# Article:

Archive for April, 2008

Some stupidity before my vacation

Friday, April 25th, 2008 by fsherman

Libertarian blogger Dan Riehl on the liberal response to Wesley Snipes’ tax conviction: “In relative terms, there will be little or no liberal hand-wringing over the Snipes conviction, which causes one to wonder if they really understand freedom at all. Snipes appears to be guilty, but he WAS striking Big Brother at its heart in a way few if any anti-war protesters ever do …Issues like the above are why I genuinely question the motivations of liberals today. They claim to be championing liberty. Yet nearly everything they champion calls for more taxation and regulation. One can’t do both and be intellectually consistent, or honest.”

Possibly this is too complicated for Riehl to grasp, but Snipes wasn’t thrown in jail for leading a peaceful protest against income tax or trying to reform the tax system, he was thrown in jail for not paying it. Since I do think taxes should be paid (though like most people, including Riehl, I have strong opinions on who should be taxed, how they should be taxed, what should be taxed, etc.), I can’t say this shakes me to the core of my liberal soul.

In fairness, reading some of Riehl’s other posts about torture (which he seems to rank much less important in terms of liberty than tax evasion) and Islam, I suspect he’s of the right-wing persuasion that thinks “libertarian” makes him stand out.

Moving somewhat higher on the right-wing food chain, we have George Will on teachers: “After 1962, when New York City signed the nation’s first collective bargaining contract with teachers, teachers began changing from members of a respected profession into just another muscular faction fighting for more government money. Between 1975 and 1980 there were a thousand strikes involving a million teachers whose salaries rose as students’ scores on standardized tests declined.”

[Layout annotation rows]

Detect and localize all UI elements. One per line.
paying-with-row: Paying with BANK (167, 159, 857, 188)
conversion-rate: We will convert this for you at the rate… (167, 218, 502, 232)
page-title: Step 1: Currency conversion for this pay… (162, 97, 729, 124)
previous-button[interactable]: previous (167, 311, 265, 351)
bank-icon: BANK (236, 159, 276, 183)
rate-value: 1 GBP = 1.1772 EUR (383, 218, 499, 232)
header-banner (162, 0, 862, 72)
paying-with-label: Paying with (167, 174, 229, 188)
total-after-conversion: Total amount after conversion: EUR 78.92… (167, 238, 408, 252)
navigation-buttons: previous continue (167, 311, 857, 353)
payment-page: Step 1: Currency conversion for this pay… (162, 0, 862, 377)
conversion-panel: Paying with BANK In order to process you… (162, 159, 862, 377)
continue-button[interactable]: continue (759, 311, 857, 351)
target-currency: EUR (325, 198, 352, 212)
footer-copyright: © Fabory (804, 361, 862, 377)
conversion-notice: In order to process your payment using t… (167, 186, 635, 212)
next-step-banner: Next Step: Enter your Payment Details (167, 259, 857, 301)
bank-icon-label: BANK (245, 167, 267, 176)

# Tasks and exercises:
- A) Name every year that appears in the blog post, giving each one once.
- B) Transcribe the blog post from "Possibly this is" up to and including "him stand out.".
- C) According to the quotation from George Will in the blog post, in what year did New York City sign the nation's first collective bargaining contract with teachers?

# Correct answers:
- A) 2008, 1962, 1975, 1980

- B)
Possibly this is too complicated for Riehl to grasp, but Snipes wasn’t thrown in jail for leading a peaceful protest against income tax or trying to reform the tax system, he was thrown in jail for not paying it. Since I do think taxes should be paid (though like most people, including Riehl, I have strong opinions on who should be taxed, how they should be taxed, what should be taxed, etc.), I can’t say this shakes me to the core of my liberal soul.

In fairness, reading some of Riehl’s other posts about torture (which he seems to rank much less important in terms of liberty than tax evasion) and Islam, I suspect he’s of the right-wing persuasion that thinks “libertarian” makes him stand out.

- C) 1962